## [Requirement]
In the material below, find all lines with the string "required" and copy them.

## [Material for the task]

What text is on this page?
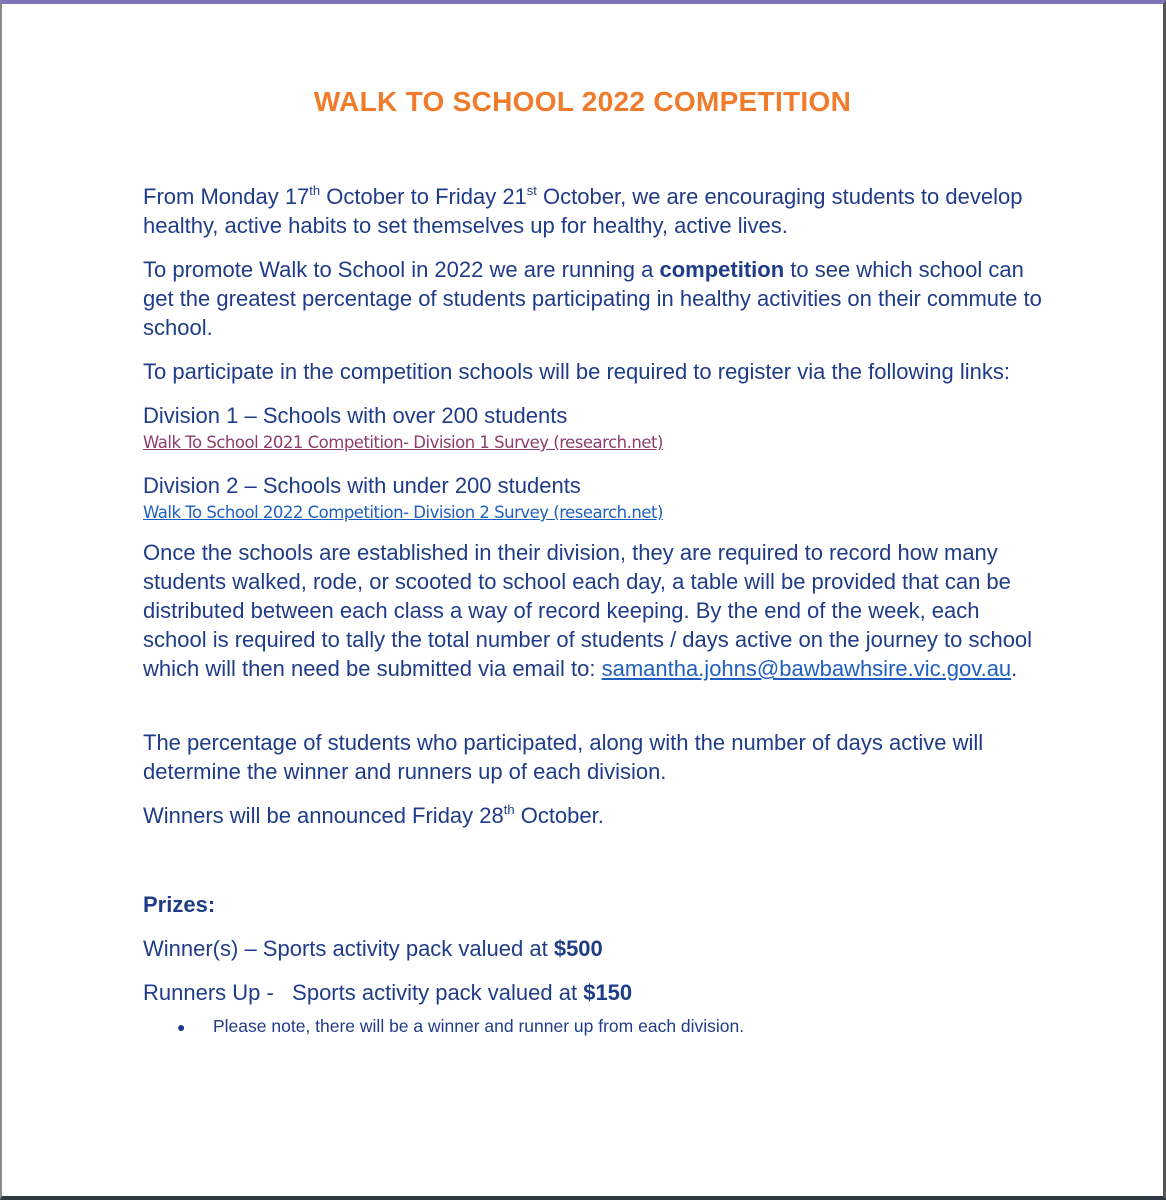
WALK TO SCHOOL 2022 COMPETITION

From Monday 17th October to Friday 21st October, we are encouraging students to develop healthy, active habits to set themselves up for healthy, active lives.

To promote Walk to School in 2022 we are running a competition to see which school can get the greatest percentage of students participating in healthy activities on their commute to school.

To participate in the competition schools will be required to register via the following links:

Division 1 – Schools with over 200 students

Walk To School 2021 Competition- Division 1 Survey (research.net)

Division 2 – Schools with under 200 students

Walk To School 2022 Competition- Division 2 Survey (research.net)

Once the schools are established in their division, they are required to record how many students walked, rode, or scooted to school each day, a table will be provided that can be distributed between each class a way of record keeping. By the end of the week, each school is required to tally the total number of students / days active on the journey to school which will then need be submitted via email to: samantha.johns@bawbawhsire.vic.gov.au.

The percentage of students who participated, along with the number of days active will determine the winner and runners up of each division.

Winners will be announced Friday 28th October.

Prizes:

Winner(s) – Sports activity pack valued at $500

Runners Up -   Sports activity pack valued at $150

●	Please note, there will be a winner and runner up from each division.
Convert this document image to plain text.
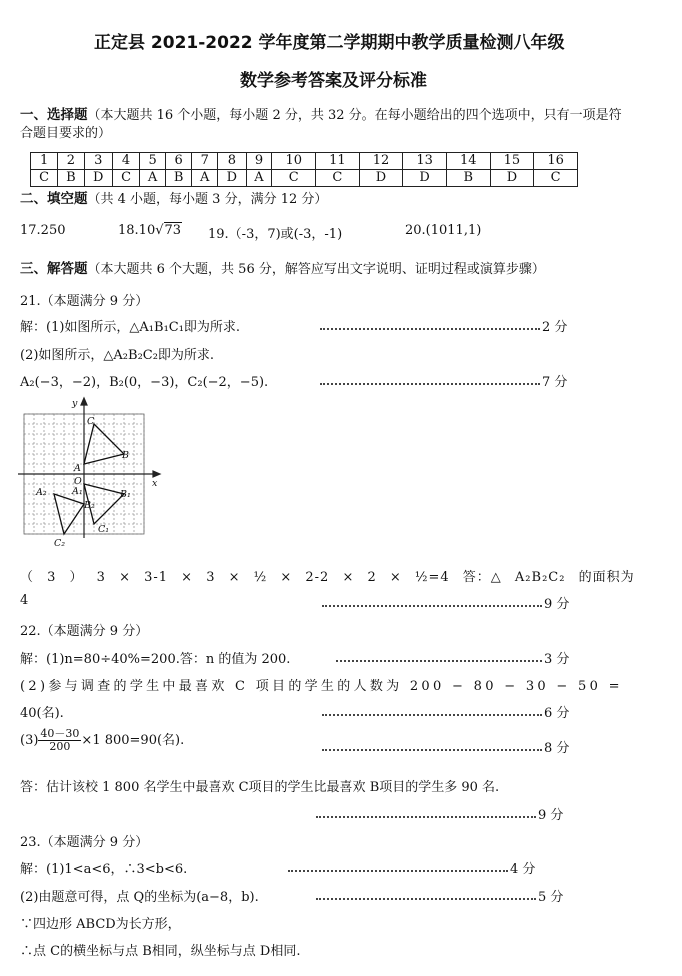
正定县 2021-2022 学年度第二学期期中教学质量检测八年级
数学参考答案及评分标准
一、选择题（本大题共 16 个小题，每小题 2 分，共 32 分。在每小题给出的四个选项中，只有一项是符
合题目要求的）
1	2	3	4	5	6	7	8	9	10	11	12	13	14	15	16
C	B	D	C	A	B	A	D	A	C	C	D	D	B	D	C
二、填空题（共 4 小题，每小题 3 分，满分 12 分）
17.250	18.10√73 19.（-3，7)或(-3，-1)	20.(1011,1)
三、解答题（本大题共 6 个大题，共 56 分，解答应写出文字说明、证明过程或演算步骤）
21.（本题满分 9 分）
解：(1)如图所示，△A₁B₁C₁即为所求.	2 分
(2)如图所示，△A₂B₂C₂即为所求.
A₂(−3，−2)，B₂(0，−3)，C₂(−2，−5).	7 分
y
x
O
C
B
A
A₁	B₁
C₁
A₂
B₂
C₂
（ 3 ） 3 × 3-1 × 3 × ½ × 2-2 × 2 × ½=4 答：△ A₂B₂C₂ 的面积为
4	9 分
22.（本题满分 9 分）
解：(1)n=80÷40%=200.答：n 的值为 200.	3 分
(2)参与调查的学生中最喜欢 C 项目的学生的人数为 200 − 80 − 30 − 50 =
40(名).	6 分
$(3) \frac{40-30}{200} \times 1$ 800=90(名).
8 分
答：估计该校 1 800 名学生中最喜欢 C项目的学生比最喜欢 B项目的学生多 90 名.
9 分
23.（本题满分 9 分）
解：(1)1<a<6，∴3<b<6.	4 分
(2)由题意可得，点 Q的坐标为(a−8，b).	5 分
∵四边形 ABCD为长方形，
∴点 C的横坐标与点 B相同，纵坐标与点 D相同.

## [Response]
To participate in the competition schools will be required to register via the following links:
Once the schools are established in their division, they are required to record how many students walked, rode, or scooted to school each day, a table will be provided that can be distributed between each class a way of record keeping. By the end of the week, each school is required to tally the total number of students / days active on the journey to school which will then need be submitted via email to: samantha.johns@bawbawhsire.vic.gov.au.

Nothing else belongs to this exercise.